SET EXERCISE - From the listing below, copy every line with the word "leur".

RECORDS -
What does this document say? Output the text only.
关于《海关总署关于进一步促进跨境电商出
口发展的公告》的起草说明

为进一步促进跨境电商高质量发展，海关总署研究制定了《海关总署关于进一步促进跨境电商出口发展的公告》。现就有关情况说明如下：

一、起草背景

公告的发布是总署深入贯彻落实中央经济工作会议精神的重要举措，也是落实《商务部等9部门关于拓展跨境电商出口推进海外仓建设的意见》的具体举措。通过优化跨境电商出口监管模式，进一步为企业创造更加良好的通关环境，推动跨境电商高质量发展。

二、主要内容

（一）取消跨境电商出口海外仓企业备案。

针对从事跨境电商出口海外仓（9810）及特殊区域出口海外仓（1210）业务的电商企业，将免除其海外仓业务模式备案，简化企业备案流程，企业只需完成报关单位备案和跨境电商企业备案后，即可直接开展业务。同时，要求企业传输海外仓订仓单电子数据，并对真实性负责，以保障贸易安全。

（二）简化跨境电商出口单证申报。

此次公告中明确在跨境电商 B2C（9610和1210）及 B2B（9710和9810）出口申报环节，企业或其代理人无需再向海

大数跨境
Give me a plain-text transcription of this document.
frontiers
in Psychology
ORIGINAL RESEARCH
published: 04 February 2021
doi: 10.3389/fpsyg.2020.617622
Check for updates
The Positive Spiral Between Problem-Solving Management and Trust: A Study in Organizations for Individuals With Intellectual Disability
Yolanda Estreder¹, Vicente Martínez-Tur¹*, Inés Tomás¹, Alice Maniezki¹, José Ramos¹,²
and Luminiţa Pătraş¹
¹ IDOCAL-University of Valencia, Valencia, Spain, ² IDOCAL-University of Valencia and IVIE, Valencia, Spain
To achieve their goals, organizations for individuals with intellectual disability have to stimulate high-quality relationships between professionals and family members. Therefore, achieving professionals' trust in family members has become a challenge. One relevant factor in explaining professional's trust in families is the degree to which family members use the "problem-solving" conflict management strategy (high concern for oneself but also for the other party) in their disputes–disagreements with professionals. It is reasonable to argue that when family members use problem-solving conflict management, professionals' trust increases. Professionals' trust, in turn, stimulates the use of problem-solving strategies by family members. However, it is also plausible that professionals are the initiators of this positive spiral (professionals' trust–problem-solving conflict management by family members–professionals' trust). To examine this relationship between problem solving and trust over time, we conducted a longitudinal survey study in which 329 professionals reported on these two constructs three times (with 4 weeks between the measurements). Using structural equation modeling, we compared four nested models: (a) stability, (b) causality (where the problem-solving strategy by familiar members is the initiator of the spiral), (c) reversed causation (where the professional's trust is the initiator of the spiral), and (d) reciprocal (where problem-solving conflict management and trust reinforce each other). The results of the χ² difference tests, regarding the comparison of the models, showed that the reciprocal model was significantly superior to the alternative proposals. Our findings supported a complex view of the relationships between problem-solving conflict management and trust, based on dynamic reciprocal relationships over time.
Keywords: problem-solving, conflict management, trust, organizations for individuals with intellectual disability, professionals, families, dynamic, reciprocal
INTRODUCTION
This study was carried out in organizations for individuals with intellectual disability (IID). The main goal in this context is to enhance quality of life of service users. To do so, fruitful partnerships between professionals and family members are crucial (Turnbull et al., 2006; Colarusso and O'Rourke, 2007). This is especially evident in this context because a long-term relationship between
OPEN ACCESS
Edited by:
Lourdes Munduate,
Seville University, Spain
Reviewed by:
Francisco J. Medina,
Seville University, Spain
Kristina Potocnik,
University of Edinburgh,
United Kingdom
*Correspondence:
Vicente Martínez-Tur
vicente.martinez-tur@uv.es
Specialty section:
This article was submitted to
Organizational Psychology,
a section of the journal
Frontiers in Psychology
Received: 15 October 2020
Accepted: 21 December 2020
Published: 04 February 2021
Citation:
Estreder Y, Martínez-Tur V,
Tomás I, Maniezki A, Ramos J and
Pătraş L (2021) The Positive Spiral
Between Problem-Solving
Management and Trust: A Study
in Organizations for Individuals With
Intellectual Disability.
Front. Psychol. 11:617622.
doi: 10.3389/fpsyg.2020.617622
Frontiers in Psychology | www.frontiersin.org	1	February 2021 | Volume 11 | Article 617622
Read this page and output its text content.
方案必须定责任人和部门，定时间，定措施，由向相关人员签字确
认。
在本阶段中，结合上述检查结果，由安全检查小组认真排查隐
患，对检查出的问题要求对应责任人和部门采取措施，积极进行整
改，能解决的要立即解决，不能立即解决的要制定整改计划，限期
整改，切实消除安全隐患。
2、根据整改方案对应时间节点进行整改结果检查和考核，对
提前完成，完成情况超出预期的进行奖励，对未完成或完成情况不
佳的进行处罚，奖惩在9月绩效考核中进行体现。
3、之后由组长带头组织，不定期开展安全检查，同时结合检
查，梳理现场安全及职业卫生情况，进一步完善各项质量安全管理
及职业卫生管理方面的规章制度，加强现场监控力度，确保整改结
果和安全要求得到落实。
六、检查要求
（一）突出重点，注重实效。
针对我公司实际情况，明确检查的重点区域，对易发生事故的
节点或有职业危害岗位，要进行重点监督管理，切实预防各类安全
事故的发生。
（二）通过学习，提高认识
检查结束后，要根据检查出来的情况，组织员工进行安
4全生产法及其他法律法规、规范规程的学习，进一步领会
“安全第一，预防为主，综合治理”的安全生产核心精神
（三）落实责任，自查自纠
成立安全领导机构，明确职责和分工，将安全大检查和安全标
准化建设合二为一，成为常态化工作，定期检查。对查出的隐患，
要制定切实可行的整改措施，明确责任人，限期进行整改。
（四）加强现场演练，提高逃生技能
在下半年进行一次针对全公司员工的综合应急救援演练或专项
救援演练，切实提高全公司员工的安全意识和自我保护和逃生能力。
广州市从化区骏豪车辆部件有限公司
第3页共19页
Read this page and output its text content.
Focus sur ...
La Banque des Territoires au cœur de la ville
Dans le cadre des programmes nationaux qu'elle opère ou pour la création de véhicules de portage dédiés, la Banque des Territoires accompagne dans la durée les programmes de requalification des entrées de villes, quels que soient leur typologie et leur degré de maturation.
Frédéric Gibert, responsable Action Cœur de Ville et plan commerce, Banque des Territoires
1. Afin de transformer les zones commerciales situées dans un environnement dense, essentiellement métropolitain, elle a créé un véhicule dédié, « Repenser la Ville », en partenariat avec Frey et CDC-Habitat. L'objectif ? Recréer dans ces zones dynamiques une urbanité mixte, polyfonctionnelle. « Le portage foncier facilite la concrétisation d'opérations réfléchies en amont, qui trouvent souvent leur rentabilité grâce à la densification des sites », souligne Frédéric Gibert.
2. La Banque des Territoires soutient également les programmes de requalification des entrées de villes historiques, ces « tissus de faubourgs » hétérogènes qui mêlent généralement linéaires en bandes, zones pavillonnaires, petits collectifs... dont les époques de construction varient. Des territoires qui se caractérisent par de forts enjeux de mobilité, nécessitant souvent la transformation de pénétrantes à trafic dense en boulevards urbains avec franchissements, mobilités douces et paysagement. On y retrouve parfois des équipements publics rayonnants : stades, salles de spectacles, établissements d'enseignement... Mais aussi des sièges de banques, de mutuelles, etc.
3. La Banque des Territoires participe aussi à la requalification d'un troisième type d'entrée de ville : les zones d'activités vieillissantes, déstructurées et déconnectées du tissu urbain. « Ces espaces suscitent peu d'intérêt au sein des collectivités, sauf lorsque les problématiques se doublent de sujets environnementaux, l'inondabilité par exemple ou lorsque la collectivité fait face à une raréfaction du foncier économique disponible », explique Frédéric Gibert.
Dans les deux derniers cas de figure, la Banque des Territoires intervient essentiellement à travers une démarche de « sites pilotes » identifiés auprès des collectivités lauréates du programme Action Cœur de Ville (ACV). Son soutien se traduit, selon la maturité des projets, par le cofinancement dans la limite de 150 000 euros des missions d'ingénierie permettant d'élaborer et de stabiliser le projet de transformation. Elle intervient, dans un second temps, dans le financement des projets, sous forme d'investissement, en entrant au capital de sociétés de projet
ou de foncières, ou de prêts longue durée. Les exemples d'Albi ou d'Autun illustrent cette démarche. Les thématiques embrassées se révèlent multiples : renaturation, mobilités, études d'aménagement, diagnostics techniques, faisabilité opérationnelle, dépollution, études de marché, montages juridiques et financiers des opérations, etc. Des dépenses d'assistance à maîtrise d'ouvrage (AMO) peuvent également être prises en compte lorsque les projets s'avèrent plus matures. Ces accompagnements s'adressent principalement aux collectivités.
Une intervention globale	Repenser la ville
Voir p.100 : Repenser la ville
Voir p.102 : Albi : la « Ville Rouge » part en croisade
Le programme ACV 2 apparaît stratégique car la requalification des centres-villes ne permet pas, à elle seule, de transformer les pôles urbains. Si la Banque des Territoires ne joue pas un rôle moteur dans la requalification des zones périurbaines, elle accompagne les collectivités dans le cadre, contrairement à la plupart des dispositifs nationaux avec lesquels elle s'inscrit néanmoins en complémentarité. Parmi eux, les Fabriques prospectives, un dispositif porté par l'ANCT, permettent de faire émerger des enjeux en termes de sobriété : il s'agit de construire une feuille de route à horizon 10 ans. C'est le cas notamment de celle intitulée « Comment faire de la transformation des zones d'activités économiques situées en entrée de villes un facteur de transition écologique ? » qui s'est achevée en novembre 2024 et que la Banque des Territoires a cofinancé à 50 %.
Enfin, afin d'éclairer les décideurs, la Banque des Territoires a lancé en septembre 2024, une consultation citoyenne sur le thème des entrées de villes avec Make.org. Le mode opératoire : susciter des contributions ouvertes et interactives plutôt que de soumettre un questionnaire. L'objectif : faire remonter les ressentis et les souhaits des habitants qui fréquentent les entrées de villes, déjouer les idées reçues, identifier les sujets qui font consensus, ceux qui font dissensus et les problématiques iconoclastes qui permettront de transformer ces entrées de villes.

THE OUTPUT -
Dans le cadre des programmes nationaux qu'elle opère ou pour la création de véhicules de portage dédiés, la Banque des Territoires accompagne dans la durée les programmes de requalification des entrées de villes, quels que soient leur typologie et leur degré de maturation.
1. Afin de transformer les zones commerciales situées dans un environnement dense, essentiellement métropolitain, elle a créé un véhicule dédié, « Repenser la Ville », en partenariat avec Frey et CDC-Habitat. L'objectif ? Recréer dans ces zones dynamiques une urbanité mixte, polyfonctionnelle. « Le portage foncier facilite la concrétisation d'opérations réfléchies en amont, qui trouvent souvent leur rentabilité grâce à la densification des sites », souligne Frédéric Gibert.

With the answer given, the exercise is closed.